-- Start of Items --
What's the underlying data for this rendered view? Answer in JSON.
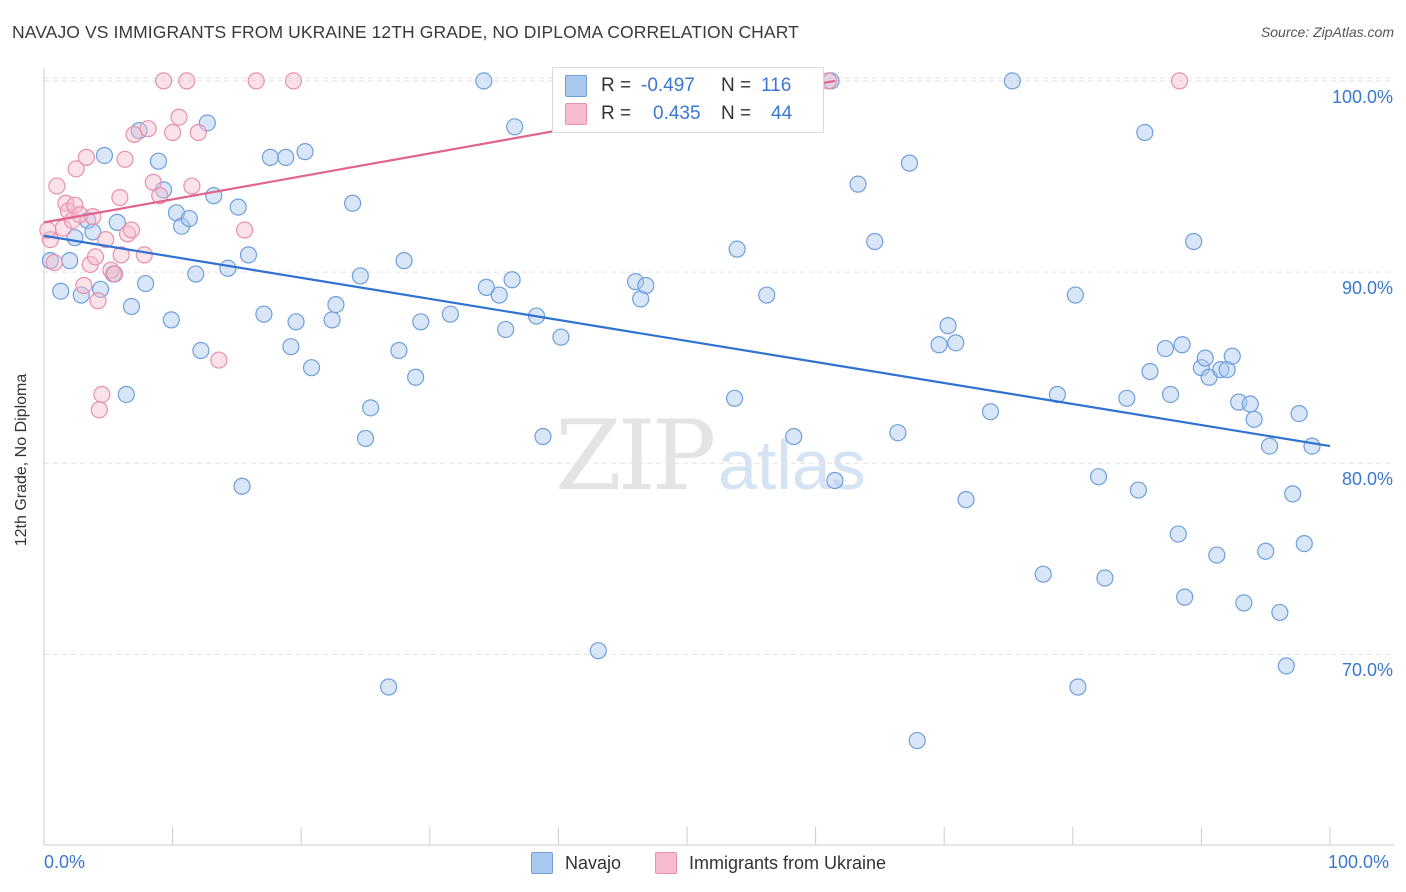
{
  "title": "NAVAJO VS IMMIGRANTS FROM UKRAINE 12TH GRADE, NO DIPLOMA CORRELATION CHART",
  "source": "Source: ZipAtlas.com",
  "watermark": {
    "zip": "ZIP",
    "atlas": "atlas"
  },
  "colors": {
    "navajo_fill": "#a9c8ee",
    "navajo_stroke": "#6f9fdc",
    "navajo_line": "#2f72d1",
    "ukraine_fill": "#f6bccd",
    "ukraine_stroke": "#e890ac",
    "ukraine_line": "#e0648f",
    "tick_label": "#3a78d0",
    "grid": "#e3e3e3"
  },
  "legend": {
    "navajo": {
      "r_label": "R =",
      "r_value": "-0.497",
      "n_label": "N =",
      "n_value": "116"
    },
    "ukraine": {
      "r_label": "R =",
      "r_value": "0.435",
      "n_label": "N =",
      "n_value": "44"
    }
  },
  "bottom_legend": {
    "navajo": "Navajo",
    "ukraine": "Immigrants from Ukraine"
  },
  "chart_data": {
    "type": "scatter",
    "title": "NAVAJO VS IMMIGRANTS FROM UKRAINE 12TH GRADE, NO DIPLOMA CORRELATION CHART",
    "xlabel": "",
    "ylabel": "12th Grade, No Diploma",
    "xlim": [
      0,
      100
    ],
    "ylim": [
      60.5,
      101
    ],
    "x_tick_labels": [
      "0.0%",
      "100.0%"
    ],
    "y_ticks": [
      70,
      80,
      90,
      100
    ],
    "y_tick_labels": [
      "70.0%",
      "80.0%",
      "90.0%",
      "100.0%"
    ],
    "grid": true,
    "legend_placement": "top-center",
    "series": [
      {
        "name": "Navajo",
        "trend": {
          "x": [
            0,
            100
          ],
          "y": [
            91.9,
            80.9
          ]
        },
        "points": [
          [
            0.5,
            90.6
          ],
          [
            1.3,
            89.0
          ],
          [
            2.0,
            90.6
          ],
          [
            2.4,
            91.8
          ],
          [
            2.9,
            88.8
          ],
          [
            3.4,
            92.7
          ],
          [
            3.8,
            92.1
          ],
          [
            4.4,
            89.1
          ],
          [
            4.7,
            96.1
          ],
          [
            5.4,
            89.9
          ],
          [
            5.7,
            92.6
          ],
          [
            6.4,
            83.6
          ],
          [
            6.8,
            88.2
          ],
          [
            7.4,
            97.4
          ],
          [
            7.9,
            89.4
          ],
          [
            8.9,
            95.8
          ],
          [
            9.3,
            94.3
          ],
          [
            9.9,
            87.5
          ],
          [
            10.3,
            93.1
          ],
          [
            10.7,
            92.4
          ],
          [
            11.3,
            92.8
          ],
          [
            11.8,
            89.9
          ],
          [
            12.2,
            85.9
          ],
          [
            12.7,
            97.8
          ],
          [
            13.2,
            94.0
          ],
          [
            14.3,
            90.2
          ],
          [
            15.1,
            93.4
          ],
          [
            15.4,
            78.8
          ],
          [
            15.9,
            90.9
          ],
          [
            17.1,
            87.8
          ],
          [
            17.6,
            96.0
          ],
          [
            18.8,
            96.0
          ],
          [
            19.2,
            86.1
          ],
          [
            19.6,
            87.4
          ],
          [
            20.3,
            96.3
          ],
          [
            20.8,
            85.0
          ],
          [
            22.4,
            87.5
          ],
          [
            22.7,
            88.3
          ],
          [
            24.0,
            93.6
          ],
          [
            24.6,
            89.8
          ],
          [
            25.0,
            81.3
          ],
          [
            25.4,
            82.9
          ],
          [
            26.8,
            68.3
          ],
          [
            27.6,
            85.9
          ],
          [
            28.0,
            90.6
          ],
          [
            28.9,
            84.5
          ],
          [
            29.3,
            87.4
          ],
          [
            31.6,
            87.8
          ],
          [
            34.2,
            100.0
          ],
          [
            34.4,
            89.2
          ],
          [
            35.4,
            88.8
          ],
          [
            35.9,
            87.0
          ],
          [
            36.4,
            89.6
          ],
          [
            36.6,
            97.6
          ],
          [
            38.3,
            87.7
          ],
          [
            38.8,
            81.4
          ],
          [
            40.2,
            86.6
          ],
          [
            43.1,
            70.2
          ],
          [
            46.0,
            89.5
          ],
          [
            46.4,
            88.6
          ],
          [
            46.8,
            89.3
          ],
          [
            53.7,
            83.4
          ],
          [
            53.8,
            100.0
          ],
          [
            53.9,
            91.2
          ],
          [
            56.2,
            88.8
          ],
          [
            58.3,
            81.4
          ],
          [
            61.2,
            100.0
          ],
          [
            61.5,
            79.1
          ],
          [
            63.3,
            94.6
          ],
          [
            64.6,
            91.6
          ],
          [
            66.4,
            81.6
          ],
          [
            67.3,
            95.7
          ],
          [
            67.9,
            65.5
          ],
          [
            69.6,
            86.2
          ],
          [
            70.3,
            87.2
          ],
          [
            70.9,
            86.3
          ],
          [
            71.7,
            78.1
          ],
          [
            73.6,
            82.7
          ],
          [
            75.3,
            100.0
          ],
          [
            77.7,
            74.2
          ],
          [
            78.8,
            83.6
          ],
          [
            80.2,
            88.8
          ],
          [
            80.4,
            68.3
          ],
          [
            82.0,
            79.3
          ],
          [
            82.5,
            74.0
          ],
          [
            84.2,
            83.4
          ],
          [
            85.1,
            78.6
          ],
          [
            85.6,
            97.3
          ],
          [
            86.0,
            84.8
          ],
          [
            87.2,
            86.0
          ],
          [
            87.6,
            83.6
          ],
          [
            88.2,
            76.3
          ],
          [
            88.5,
            86.2
          ],
          [
            88.7,
            73.0
          ],
          [
            89.4,
            91.6
          ],
          [
            90.0,
            85.0
          ],
          [
            90.3,
            85.5
          ],
          [
            90.6,
            84.5
          ],
          [
            91.2,
            75.2
          ],
          [
            91.5,
            84.9
          ],
          [
            92.0,
            84.9
          ],
          [
            92.4,
            85.6
          ],
          [
            92.9,
            83.2
          ],
          [
            93.3,
            72.7
          ],
          [
            93.8,
            83.1
          ],
          [
            94.1,
            82.3
          ],
          [
            95.0,
            75.4
          ],
          [
            95.3,
            80.9
          ],
          [
            96.1,
            72.2
          ],
          [
            96.6,
            69.4
          ],
          [
            97.1,
            78.4
          ],
          [
            97.6,
            82.6
          ],
          [
            98.0,
            75.8
          ],
          [
            98.6,
            80.9
          ]
        ]
      },
      {
        "name": "Immigrants from Ukraine",
        "trend": {
          "x": [
            0,
            61.5
          ],
          "y": [
            92.6,
            100.0
          ]
        },
        "points": [
          [
            0.5,
            91.7
          ],
          [
            0.8,
            90.5
          ],
          [
            1.0,
            94.5
          ],
          [
            1.5,
            92.3
          ],
          [
            1.7,
            93.6
          ],
          [
            1.9,
            93.2
          ],
          [
            2.2,
            92.7
          ],
          [
            2.4,
            93.5
          ],
          [
            2.5,
            95.4
          ],
          [
            2.8,
            93.0
          ],
          [
            3.1,
            89.3
          ],
          [
            3.3,
            96.0
          ],
          [
            3.8,
            92.9
          ],
          [
            3.6,
            90.4
          ],
          [
            4.0,
            90.8
          ],
          [
            4.2,
            88.5
          ],
          [
            4.5,
            83.6
          ],
          [
            4.3,
            82.8
          ],
          [
            4.8,
            91.7
          ],
          [
            5.2,
            90.1
          ],
          [
            5.5,
            89.9
          ],
          [
            5.9,
            93.9
          ],
          [
            6.0,
            90.9
          ],
          [
            6.3,
            95.9
          ],
          [
            6.5,
            92.0
          ],
          [
            6.8,
            92.2
          ],
          [
            7.0,
            97.2
          ],
          [
            7.8,
            90.9
          ],
          [
            8.1,
            97.5
          ],
          [
            8.5,
            94.7
          ],
          [
            9.0,
            94.0
          ],
          [
            9.3,
            100.0
          ],
          [
            10.0,
            97.3
          ],
          [
            10.5,
            98.1
          ],
          [
            11.1,
            100.0
          ],
          [
            11.5,
            94.5
          ],
          [
            12.0,
            97.3
          ],
          [
            13.6,
            85.4
          ],
          [
            15.6,
            92.2
          ],
          [
            16.5,
            100.0
          ],
          [
            19.4,
            100.0
          ],
          [
            61.0,
            100.0
          ],
          [
            88.3,
            100.0
          ],
          [
            0.3,
            92.2
          ]
        ]
      }
    ]
  }
}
-- End of Items --
Identify lines with the string "name". Copy each one.

        "name": "Navajo",
        "name": "Immigrants from Ukraine",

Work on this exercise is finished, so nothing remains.